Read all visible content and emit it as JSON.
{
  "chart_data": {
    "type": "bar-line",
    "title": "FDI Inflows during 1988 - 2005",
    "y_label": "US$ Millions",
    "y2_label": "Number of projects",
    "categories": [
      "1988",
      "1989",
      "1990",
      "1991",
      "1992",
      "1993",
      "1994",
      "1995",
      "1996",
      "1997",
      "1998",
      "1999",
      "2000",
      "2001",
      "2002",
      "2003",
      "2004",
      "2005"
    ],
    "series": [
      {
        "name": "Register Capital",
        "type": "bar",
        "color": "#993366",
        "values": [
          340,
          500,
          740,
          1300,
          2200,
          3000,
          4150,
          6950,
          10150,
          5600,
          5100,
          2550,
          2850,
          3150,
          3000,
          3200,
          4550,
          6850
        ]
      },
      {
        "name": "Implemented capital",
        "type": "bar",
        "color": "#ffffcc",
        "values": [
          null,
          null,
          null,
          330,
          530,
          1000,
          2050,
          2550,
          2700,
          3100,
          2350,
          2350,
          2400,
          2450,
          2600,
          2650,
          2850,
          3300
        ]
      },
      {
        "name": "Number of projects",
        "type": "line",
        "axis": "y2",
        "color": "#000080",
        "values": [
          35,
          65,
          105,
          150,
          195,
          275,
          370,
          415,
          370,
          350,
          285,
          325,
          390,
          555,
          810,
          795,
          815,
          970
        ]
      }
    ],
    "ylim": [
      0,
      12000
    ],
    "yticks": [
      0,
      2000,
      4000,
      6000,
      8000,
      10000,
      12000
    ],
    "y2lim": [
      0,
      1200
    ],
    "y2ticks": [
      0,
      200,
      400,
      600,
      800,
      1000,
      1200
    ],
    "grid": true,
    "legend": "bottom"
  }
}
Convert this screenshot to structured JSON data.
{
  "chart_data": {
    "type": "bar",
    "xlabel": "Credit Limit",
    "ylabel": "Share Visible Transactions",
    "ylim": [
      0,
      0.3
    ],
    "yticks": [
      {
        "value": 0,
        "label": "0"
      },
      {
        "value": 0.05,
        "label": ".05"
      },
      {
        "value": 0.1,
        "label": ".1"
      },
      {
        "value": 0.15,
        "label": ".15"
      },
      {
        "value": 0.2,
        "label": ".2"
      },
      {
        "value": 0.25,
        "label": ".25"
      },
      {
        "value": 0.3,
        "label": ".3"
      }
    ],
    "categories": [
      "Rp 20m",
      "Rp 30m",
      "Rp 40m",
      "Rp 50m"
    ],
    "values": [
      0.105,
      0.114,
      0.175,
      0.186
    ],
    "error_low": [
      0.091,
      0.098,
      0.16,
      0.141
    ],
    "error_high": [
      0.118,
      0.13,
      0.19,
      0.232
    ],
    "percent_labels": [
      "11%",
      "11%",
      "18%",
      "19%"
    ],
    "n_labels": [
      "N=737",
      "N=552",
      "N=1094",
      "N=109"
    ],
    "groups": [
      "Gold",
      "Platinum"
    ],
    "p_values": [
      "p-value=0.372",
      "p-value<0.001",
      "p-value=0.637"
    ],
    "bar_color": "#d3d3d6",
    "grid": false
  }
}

+-------+

Print the material verbatim, all of it.

Read all visible content and emit it as JSON.
{
  "chart_data": {
    "type": "bar-line",
    "title": "FDI Inflows during 1988 - 2005",
    "y_label": "US$ Millions",
    "y2_label": "Number of projects",
    "categories": [
      "1988",
      "1989",
      "1990",
      "1991",
      "1992",
      "1993",
      "1994",
      "1995",
      "1996",
      "1997",
      "1998",
      "1999",
      "2000",
      "2001",
      "2002",
      "2003",
      "2004",
      "2005"
    ],
    "series": [
      {
        "name": "Register Capital",
        "type": "bar",
        "color": "#993366",
        "values": [
          340,
          500,
          740,
          1300,
          2200,
          3000,
          4150,
          6950,
          10150,
          5600,
          5100,
          2550,
          2850,
          3150,
          3000,
          3200,
          4550,
          6850
        ]
      },
      {
        "name": "Implemented capital",
        "type": "bar",
        "color": "#ffffcc",
        "values": [
          null,
          null,
          null,
          330,
          530,
          1000,
          2050,
          2550,
          2700,
          3100,
          2350,
          2350,
          2400,
          2450,
          2600,
          2650,
          2850,
          3300
        ]
      },
      {
        "name": "Number of projects",
        "type": "line",
        "axis": "y2",
        "color": "#000080",
        "values": [
          35,
          65,
          105,
          150,
          195,
          275,
          370,
          415,
          370,
          350,
          285,
          325,
          390,
          555,
          810,
          795,
          815,
          970
        ]
      }
    ],
    "ylim": [
      0,
      12000
    ],
    "yticks": [
      0,
      2000,
      4000,
      6000,
      8000,
      10000,
      12000
    ],
    "y2lim": [
      0,
      1200
    ],
    "y2ticks": [
      0,
      200,
      400,
      600,
      800,
      1000,
      1200
    ],
    "grid": true,
    "legend": "bottom"
  }
}
Convert this screenshot to structured JSON data.
{
  "chart_data": {
    "type": "bar",
    "xlabel": "Credit Limit",
    "ylabel": "Share Visible Transactions",
    "ylim": [
      0,
      0.3
    ],
    "yticks": [
      {
        "value": 0,
        "label": "0"
      },
      {
        "value": 0.05,
        "label": ".05"
      },
      {
        "value": 0.1,
        "label": ".1"
      },
      {
        "value": 0.15,
        "label": ".15"
      },
      {
        "value": 0.2,
        "label": ".2"
      },
      {
        "value": 0.25,
        "label": ".25"
      },
      {
        "value": 0.3,
        "label": ".3"
      }
    ],
    "categories": [
      "Rp 20m",
      "Rp 30m",
      "Rp 40m",
      "Rp 50m"
    ],
    "values": [
      0.105,
      0.114,
      0.175,
      0.186
    ],
    "error_low": [
      0.091,
      0.098,
      0.16,
      0.141
    ],
    "error_high": [
      0.118,
      0.13,
      0.19,
      0.232
    ],
    "percent_labels": [
      "11%",
      "11%",
      "18%",
      "19%"
    ],
    "n_labels": [
      "N=737",
      "N=552",
      "N=1094",
      "N=109"
    ],
    "groups": [
      "Gold",
      "Platinum"
    ],
    "p_values": [
      "p-value=0.372",
      "p-value<0.001",
      "p-value=0.637"
    ],
    "bar_color": "#d3d3d6",
    "grid": false
  }
}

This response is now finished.